---------- Raw records

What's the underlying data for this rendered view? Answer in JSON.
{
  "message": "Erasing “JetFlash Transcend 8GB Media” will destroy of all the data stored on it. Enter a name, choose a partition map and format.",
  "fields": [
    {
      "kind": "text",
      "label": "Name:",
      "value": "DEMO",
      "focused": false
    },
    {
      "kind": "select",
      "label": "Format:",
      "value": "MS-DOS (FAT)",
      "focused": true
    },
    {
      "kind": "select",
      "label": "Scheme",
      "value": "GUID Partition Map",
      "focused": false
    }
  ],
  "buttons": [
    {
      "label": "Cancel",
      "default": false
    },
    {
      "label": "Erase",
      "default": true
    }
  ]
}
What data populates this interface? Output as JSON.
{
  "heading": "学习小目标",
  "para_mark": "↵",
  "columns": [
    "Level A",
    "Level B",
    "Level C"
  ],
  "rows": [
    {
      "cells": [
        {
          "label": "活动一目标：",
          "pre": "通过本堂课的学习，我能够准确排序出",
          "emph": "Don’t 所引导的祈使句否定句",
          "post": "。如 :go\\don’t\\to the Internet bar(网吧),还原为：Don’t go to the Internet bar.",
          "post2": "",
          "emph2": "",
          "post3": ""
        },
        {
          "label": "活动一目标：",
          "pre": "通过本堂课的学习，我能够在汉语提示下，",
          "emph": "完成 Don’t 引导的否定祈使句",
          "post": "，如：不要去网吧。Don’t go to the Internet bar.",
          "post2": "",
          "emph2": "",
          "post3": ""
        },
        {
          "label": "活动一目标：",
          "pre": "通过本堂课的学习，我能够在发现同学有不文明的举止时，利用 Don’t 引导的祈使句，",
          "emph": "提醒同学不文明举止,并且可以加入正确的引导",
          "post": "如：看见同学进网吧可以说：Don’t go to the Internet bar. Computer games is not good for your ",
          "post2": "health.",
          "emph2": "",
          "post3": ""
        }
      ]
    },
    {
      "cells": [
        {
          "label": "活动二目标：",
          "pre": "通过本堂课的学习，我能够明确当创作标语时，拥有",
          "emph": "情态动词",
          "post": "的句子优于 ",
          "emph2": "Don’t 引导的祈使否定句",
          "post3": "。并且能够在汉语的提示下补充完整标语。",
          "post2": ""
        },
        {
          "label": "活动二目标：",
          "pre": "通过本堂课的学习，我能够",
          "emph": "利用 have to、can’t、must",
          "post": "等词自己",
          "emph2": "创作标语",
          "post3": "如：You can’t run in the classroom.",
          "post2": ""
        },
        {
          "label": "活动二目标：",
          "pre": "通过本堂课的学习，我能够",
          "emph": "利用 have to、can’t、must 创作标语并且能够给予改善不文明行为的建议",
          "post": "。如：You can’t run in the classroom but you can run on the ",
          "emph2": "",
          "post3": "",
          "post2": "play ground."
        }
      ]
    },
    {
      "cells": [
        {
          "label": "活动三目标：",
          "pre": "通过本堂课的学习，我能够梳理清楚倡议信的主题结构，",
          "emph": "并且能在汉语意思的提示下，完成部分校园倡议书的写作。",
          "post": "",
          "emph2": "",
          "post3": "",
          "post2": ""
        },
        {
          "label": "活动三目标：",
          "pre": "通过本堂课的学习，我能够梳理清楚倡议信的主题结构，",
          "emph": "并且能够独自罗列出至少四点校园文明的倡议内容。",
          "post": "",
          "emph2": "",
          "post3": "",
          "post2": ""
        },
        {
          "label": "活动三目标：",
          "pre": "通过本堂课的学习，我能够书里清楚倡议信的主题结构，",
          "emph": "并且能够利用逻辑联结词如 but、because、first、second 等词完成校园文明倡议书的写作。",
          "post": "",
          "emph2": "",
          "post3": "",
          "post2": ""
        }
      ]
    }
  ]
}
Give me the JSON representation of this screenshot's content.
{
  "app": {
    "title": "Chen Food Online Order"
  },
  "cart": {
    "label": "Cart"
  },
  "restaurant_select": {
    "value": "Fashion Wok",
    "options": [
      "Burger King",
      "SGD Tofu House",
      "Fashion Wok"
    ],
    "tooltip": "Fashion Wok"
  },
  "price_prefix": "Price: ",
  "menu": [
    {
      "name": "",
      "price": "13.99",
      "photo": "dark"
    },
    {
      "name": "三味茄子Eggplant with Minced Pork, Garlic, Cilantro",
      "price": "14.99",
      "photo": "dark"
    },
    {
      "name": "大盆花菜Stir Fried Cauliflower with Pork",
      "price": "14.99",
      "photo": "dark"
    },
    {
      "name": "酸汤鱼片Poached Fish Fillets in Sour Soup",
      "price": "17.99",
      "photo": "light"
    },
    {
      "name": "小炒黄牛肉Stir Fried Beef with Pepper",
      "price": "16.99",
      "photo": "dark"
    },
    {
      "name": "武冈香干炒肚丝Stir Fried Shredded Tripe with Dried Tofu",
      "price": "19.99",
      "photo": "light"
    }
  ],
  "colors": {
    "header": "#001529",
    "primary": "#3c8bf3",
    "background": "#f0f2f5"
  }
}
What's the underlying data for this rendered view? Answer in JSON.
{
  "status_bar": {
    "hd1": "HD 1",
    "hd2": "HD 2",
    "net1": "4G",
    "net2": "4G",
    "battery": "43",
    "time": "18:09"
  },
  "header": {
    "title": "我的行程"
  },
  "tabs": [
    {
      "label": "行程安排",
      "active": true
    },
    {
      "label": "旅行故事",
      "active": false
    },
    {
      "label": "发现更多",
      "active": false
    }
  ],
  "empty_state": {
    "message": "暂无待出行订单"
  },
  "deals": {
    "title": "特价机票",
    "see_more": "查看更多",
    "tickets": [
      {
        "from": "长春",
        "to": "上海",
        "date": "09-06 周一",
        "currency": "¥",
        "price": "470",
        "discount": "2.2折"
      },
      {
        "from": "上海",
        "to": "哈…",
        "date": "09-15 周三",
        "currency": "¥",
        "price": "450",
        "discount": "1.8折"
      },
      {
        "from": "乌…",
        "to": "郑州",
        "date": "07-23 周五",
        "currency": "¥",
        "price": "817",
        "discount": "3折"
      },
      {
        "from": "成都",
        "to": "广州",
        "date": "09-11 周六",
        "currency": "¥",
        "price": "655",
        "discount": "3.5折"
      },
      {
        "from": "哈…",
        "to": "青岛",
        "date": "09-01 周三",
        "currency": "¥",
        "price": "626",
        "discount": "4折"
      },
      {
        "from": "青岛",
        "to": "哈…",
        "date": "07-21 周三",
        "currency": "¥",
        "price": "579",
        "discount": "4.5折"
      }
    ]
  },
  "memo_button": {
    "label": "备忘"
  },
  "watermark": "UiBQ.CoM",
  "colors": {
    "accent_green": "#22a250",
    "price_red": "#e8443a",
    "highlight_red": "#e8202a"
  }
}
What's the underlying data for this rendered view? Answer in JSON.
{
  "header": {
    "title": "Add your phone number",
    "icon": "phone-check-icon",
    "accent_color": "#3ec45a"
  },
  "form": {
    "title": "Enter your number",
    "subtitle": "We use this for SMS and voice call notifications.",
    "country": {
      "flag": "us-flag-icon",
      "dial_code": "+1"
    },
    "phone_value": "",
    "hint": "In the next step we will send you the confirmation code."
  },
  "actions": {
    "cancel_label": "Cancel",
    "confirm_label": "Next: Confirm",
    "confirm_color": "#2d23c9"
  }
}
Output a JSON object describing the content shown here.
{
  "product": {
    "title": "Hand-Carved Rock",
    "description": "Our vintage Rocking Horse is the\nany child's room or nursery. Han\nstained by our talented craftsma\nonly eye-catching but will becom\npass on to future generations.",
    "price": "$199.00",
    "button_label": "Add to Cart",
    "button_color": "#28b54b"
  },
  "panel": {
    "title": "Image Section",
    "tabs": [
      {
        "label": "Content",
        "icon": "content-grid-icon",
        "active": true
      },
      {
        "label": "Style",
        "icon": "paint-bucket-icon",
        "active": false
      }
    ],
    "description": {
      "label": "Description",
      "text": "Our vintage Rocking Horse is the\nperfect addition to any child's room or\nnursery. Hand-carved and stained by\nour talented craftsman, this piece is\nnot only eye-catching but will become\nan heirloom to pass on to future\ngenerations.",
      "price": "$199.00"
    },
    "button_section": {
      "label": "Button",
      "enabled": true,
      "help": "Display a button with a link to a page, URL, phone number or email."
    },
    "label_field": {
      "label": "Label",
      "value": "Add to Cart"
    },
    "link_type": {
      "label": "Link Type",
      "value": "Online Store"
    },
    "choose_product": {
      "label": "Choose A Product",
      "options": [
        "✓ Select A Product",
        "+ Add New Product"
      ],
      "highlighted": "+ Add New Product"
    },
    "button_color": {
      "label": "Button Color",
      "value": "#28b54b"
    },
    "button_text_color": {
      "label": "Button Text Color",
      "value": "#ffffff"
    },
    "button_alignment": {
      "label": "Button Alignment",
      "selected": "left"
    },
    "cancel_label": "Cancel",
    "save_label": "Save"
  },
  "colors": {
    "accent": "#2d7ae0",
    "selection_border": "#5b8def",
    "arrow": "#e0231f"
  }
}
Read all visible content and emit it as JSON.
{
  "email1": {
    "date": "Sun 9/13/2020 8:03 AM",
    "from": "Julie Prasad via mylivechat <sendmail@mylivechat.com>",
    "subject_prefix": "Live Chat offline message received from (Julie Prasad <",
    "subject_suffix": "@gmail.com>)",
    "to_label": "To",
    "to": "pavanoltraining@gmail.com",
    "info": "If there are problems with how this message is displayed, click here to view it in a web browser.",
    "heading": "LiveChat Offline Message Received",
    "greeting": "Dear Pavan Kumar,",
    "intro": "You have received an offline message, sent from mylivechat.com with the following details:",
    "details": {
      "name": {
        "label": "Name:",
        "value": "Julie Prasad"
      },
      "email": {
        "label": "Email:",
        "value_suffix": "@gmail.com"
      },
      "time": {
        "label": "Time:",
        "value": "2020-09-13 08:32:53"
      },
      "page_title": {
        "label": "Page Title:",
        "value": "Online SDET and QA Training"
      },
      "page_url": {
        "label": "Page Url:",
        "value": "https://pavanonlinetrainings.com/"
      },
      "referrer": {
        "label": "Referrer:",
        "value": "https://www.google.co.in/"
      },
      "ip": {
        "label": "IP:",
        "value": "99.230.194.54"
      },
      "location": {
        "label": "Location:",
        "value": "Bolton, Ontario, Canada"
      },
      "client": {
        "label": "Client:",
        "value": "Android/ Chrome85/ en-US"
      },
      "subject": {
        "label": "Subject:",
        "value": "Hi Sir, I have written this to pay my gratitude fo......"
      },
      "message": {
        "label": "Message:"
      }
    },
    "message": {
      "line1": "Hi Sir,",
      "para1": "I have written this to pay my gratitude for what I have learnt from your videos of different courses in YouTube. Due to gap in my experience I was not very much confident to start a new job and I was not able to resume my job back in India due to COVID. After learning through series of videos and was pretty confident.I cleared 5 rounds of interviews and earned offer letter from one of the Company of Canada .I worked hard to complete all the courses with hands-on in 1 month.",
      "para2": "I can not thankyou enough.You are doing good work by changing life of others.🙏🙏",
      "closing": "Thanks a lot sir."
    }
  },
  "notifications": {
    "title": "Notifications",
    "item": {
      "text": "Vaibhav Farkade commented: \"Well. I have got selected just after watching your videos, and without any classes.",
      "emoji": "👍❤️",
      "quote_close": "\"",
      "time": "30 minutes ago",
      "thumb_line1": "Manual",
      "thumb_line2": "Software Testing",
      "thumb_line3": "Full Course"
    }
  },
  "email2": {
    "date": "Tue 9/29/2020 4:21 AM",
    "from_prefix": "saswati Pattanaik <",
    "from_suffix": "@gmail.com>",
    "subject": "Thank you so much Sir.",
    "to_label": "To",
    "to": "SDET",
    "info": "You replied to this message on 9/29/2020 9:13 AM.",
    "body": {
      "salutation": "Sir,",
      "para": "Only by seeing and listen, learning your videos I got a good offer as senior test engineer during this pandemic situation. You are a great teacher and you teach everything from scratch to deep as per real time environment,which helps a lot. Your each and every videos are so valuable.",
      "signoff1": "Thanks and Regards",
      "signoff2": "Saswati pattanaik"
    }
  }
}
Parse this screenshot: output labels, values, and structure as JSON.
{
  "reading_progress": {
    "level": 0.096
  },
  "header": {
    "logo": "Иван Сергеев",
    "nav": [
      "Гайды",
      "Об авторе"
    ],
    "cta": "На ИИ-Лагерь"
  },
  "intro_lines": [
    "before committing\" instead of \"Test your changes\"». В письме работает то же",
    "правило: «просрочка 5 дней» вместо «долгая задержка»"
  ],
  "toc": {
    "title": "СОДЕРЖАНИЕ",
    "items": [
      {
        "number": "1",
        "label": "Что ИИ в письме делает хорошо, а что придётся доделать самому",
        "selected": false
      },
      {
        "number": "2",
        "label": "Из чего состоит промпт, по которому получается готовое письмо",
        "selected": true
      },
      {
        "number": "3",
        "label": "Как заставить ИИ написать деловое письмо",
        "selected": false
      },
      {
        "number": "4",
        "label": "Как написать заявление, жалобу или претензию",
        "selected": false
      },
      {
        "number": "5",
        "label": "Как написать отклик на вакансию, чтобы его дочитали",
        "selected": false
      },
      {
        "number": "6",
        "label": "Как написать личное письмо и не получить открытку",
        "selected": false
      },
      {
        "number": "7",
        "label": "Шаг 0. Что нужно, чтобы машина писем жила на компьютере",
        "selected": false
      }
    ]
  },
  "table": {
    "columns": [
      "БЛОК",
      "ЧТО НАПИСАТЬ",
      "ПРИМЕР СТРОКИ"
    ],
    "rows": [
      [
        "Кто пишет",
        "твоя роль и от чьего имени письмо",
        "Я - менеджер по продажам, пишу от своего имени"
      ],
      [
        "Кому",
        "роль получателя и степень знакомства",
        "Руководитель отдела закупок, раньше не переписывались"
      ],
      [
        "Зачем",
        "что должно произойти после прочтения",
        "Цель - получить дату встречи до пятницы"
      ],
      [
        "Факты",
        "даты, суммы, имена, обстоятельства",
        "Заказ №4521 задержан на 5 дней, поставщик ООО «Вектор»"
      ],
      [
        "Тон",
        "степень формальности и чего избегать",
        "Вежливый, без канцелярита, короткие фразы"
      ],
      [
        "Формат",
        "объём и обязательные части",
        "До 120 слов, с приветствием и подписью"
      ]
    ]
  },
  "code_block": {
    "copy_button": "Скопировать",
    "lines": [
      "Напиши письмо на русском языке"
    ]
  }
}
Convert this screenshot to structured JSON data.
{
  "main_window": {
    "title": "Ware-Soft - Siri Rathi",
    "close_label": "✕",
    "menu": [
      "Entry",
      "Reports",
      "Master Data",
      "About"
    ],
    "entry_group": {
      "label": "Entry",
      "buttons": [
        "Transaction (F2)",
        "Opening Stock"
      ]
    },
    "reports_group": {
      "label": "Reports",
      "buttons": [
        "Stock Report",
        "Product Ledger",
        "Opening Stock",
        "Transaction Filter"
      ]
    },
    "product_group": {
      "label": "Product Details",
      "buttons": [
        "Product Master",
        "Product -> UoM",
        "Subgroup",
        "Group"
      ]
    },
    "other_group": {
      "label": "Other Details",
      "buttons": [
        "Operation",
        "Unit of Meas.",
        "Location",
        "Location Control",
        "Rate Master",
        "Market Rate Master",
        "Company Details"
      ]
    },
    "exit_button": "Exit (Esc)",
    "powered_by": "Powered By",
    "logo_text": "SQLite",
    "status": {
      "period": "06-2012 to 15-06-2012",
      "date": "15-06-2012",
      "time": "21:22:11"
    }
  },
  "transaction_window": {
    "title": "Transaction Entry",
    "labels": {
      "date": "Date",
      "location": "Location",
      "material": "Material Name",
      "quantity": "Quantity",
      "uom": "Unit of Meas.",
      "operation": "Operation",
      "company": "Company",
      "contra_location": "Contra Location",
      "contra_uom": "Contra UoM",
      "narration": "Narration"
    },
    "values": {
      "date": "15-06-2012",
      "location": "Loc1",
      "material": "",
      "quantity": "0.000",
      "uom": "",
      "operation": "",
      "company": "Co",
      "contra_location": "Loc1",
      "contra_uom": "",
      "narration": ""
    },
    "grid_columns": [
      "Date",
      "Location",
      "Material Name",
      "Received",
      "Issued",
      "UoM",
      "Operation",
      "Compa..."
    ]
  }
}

--------------------

- _Your goal_:
Give every line of the material that includes the string "gmail".

- _Reply_:
    "subject_suffix": "@gmail.com>)",
    "to": "pavanoltraining@gmail.com",
        "value_suffix": "@gmail.com"
    "from_suffix": "@gmail.com>",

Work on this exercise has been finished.